(EXERCISE BRIEF): In full and without deviation, write out the entries that follow.
Begin
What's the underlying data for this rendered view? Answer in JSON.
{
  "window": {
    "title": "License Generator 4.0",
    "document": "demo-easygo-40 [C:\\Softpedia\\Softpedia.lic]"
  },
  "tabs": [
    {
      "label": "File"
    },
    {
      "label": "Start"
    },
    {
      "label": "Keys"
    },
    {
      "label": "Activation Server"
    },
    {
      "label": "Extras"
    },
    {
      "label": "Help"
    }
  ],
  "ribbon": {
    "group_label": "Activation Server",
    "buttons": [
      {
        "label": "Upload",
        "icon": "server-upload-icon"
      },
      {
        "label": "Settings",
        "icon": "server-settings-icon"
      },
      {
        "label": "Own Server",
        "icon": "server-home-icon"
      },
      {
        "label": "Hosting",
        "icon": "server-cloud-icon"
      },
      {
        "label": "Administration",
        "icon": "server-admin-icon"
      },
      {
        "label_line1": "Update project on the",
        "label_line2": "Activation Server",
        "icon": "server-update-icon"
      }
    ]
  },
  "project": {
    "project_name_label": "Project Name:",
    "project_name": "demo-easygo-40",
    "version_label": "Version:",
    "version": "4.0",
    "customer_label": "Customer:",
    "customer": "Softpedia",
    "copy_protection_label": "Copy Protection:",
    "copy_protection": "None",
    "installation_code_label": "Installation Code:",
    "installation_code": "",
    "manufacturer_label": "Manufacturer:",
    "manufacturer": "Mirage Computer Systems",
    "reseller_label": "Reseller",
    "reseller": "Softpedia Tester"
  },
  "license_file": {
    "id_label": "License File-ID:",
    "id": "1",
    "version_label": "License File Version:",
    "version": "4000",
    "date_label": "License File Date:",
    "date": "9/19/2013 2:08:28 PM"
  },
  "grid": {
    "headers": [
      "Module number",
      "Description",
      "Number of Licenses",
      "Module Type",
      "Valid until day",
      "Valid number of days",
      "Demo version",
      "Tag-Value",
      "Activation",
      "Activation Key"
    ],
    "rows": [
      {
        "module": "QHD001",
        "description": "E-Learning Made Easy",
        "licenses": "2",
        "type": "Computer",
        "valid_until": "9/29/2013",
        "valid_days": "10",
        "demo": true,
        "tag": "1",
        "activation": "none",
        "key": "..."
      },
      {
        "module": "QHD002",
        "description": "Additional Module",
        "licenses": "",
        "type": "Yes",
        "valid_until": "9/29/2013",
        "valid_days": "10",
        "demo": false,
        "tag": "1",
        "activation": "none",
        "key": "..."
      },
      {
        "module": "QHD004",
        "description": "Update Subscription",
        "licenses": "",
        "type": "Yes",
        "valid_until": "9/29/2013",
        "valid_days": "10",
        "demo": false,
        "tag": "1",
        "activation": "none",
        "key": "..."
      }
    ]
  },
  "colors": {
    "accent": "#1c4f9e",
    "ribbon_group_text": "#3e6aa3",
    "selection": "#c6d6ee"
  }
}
End
(EXERCISE ANSWER):
What's the underlying data for this rendered view? Answer in JSON.
{
  "window": {
    "title": "License Generator 4.0",
    "document": "demo-easygo-40 [C:\\Softpedia\\Softpedia.lic]"
  },
  "tabs": [
    {
      "label": "File"
    },
    {
      "label": "Start"
    },
    {
      "label": "Keys"
    },
    {
      "label": "Activation Server"
    },
    {
      "label": "Extras"
    },
    {
      "label": "Help"
    }
  ],
  "ribbon": {
    "group_label": "Activation Server",
    "buttons": [
      {
        "label": "Upload",
        "icon": "server-upload-icon"
      },
      {
        "label": "Settings",
        "icon": "server-settings-icon"
      },
      {
        "label": "Own Server",
        "icon": "server-home-icon"
      },
      {
        "label": "Hosting",
        "icon": "server-cloud-icon"
      },
      {
        "label": "Administration",
        "icon": "server-admin-icon"
      },
      {
        "label_line1": "Update project on the",
        "label_line2": "Activation Server",
        "icon": "server-update-icon"
      }
    ]
  },
  "project": {
    "project_name_label": "Project Name:",
    "project_name": "demo-easygo-40",
    "version_label": "Version:",
    "version": "4.0",
    "customer_label": "Customer:",
    "customer": "Softpedia",
    "copy_protection_label": "Copy Protection:",
    "copy_protection": "None",
    "installation_code_label": "Installation Code:",
    "installation_code": "",
    "manufacturer_label": "Manufacturer:",
    "manufacturer": "Mirage Computer Systems",
    "reseller_label": "Reseller",
    "reseller": "Softpedia Tester"
  },
  "license_file": {
    "id_label": "License File-ID:",
    "id": "1",
    "version_label": "License File Version:",
    "version": "4000",
    "date_label": "License File Date:",
    "date": "9/19/2013 2:08:28 PM"
  },
  "grid": {
    "headers": [
      "Module number",
      "Description",
      "Number of Licenses",
      "Module Type",
      "Valid until day",
      "Valid number of days",
      "Demo version",
      "Tag-Value",
      "Activation",
      "Activation Key"
    ],
    "rows": [
      {
        "module": "QHD001",
        "description": "E-Learning Made Easy",
        "licenses": "2",
        "type": "Computer",
        "valid_until": "9/29/2013",
        "valid_days": "10",
        "demo": true,
        "tag": "1",
        "activation": "none",
        "key": "..."
      },
      {
        "module": "QHD002",
        "description": "Additional Module",
        "licenses": "",
        "type": "Yes",
        "valid_until": "9/29/2013",
        "valid_days": "10",
        "demo": false,
        "tag": "1",
        "activation": "none",
        "key": "..."
      },
      {
        "module": "QHD004",
        "description": "Update Subscription",
        "licenses": "",
        "type": "Yes",
        "valid_until": "9/29/2013",
        "valid_days": "10",
        "demo": false,
        "tag": "1",
        "activation": "none",
        "key": "..."
      }
    ]
  },
  "colors": {
    "accent": "#1c4f9e",
    "ribbon_group_text": "#3e6aa3",
    "selection": "#c6d6ee"
  }
}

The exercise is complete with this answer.